#### [Problem]
Filter the entries below, keeping every line that has the word "Place".
:::
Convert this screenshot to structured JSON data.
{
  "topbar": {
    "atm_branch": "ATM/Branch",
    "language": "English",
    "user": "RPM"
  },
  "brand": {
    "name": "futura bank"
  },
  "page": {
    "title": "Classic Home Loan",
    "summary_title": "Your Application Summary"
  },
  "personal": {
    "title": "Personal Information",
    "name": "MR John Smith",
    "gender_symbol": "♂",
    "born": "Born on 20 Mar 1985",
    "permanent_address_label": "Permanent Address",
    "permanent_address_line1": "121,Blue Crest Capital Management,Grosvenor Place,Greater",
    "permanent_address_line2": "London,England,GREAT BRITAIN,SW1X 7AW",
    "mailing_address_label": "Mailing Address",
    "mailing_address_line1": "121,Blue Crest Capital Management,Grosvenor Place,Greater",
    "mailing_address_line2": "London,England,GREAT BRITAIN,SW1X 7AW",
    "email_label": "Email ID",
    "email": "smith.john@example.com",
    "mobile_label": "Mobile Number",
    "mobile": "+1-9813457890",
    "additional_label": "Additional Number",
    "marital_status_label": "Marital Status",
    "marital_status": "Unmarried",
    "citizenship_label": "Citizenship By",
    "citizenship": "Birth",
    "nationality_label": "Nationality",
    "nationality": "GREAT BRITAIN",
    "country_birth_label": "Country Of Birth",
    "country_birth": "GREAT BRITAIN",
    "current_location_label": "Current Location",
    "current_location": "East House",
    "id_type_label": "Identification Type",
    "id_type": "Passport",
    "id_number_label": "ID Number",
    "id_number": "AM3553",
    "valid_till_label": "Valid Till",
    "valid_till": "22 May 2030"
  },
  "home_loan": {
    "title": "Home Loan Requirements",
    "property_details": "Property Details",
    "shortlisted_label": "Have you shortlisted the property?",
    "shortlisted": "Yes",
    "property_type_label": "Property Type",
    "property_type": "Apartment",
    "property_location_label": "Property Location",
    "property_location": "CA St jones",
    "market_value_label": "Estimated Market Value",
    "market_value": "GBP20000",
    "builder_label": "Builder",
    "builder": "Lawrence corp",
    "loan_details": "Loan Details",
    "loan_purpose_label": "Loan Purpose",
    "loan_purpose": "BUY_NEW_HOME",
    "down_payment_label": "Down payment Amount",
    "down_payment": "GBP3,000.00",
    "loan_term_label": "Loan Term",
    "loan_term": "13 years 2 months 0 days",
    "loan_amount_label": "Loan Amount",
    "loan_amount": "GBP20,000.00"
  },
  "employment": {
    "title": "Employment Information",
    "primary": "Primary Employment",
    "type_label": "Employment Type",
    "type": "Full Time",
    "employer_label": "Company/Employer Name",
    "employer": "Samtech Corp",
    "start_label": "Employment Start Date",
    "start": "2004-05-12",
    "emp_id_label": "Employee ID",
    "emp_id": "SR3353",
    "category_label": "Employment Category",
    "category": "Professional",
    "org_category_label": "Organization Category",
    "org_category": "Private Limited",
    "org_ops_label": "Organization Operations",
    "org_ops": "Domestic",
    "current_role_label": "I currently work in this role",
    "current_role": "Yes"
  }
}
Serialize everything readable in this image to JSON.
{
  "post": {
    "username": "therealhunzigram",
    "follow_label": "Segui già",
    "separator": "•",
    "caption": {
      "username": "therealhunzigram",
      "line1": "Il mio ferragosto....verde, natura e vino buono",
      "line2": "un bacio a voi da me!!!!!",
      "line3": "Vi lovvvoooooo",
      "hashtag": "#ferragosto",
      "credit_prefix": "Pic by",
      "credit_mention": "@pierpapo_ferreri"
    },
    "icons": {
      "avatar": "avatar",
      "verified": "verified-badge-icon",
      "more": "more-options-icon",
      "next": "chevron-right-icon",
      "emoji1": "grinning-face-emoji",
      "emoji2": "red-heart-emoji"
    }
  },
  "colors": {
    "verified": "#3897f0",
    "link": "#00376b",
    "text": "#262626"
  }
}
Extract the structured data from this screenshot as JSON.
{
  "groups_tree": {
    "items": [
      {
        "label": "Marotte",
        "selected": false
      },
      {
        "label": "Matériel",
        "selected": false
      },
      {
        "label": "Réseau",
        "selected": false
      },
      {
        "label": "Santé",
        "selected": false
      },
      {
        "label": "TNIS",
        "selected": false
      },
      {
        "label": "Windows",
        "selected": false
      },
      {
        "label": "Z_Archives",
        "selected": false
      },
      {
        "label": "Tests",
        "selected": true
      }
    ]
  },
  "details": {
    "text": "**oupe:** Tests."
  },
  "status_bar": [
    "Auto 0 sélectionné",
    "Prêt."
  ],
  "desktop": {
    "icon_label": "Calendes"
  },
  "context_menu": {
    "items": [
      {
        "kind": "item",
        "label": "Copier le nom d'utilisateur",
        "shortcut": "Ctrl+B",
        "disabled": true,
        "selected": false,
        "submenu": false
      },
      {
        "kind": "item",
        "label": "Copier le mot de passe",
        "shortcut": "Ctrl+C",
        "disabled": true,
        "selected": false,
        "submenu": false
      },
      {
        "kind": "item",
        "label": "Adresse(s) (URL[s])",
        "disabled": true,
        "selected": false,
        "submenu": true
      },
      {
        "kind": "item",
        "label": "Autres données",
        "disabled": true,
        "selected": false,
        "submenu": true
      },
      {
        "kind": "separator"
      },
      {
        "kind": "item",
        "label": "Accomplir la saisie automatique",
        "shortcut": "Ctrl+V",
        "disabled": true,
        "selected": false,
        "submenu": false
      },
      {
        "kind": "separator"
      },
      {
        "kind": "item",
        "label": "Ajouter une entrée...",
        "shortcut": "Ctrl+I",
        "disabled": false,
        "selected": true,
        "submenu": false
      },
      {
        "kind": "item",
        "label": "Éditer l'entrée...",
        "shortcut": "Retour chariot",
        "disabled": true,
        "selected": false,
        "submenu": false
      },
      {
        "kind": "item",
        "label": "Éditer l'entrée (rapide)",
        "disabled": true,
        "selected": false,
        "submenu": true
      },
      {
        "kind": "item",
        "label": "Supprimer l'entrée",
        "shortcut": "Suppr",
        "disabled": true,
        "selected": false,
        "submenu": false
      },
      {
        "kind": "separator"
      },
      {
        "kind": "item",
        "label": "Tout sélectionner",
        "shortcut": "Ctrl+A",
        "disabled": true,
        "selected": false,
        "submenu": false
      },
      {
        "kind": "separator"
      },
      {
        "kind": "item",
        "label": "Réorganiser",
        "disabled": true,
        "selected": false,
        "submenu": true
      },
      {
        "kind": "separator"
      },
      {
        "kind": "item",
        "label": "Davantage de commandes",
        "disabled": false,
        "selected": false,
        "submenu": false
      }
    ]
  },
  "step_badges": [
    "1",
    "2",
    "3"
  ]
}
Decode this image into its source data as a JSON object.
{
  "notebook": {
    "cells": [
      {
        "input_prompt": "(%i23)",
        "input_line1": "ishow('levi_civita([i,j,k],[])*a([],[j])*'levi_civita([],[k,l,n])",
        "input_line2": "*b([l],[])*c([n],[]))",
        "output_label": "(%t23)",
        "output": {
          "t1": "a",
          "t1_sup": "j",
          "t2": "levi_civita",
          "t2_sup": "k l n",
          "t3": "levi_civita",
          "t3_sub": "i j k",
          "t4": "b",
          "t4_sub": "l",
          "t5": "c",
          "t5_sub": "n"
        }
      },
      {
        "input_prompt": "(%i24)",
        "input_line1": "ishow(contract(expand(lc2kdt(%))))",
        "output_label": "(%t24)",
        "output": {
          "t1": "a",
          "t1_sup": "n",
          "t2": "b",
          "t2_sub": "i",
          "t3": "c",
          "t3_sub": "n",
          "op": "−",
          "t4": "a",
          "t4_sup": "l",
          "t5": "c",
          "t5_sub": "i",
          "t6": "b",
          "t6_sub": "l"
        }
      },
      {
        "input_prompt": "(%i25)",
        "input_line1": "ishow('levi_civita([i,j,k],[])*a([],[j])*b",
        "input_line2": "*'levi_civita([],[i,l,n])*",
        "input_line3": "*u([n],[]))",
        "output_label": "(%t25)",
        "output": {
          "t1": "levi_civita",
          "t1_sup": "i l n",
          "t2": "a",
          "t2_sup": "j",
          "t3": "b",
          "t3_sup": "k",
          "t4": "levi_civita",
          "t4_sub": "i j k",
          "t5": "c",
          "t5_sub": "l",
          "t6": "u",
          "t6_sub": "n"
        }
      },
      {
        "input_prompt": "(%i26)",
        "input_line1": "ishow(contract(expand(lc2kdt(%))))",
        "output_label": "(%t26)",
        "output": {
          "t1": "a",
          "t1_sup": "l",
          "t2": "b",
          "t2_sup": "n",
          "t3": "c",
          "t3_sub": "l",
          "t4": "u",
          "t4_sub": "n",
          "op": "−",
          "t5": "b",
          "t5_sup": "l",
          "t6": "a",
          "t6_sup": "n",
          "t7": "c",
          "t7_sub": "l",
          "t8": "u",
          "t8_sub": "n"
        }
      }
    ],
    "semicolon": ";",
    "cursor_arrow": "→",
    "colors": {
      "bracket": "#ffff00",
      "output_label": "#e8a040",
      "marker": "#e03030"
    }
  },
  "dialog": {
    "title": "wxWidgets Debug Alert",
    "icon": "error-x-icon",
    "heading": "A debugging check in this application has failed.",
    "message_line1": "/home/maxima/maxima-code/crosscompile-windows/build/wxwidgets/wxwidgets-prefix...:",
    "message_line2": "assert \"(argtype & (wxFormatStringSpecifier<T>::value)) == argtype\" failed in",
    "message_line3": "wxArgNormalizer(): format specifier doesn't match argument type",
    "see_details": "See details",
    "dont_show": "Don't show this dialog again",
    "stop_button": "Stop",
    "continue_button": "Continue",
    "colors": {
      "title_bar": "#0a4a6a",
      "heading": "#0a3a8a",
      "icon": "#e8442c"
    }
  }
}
:::
#### [Exercise output]
    "permanent_address_line1": "121,Blue Crest Capital Management,Grosvenor Place,Greater",
    "mailing_address_line1": "121,Blue Crest Capital Management,Grosvenor Place,Greater",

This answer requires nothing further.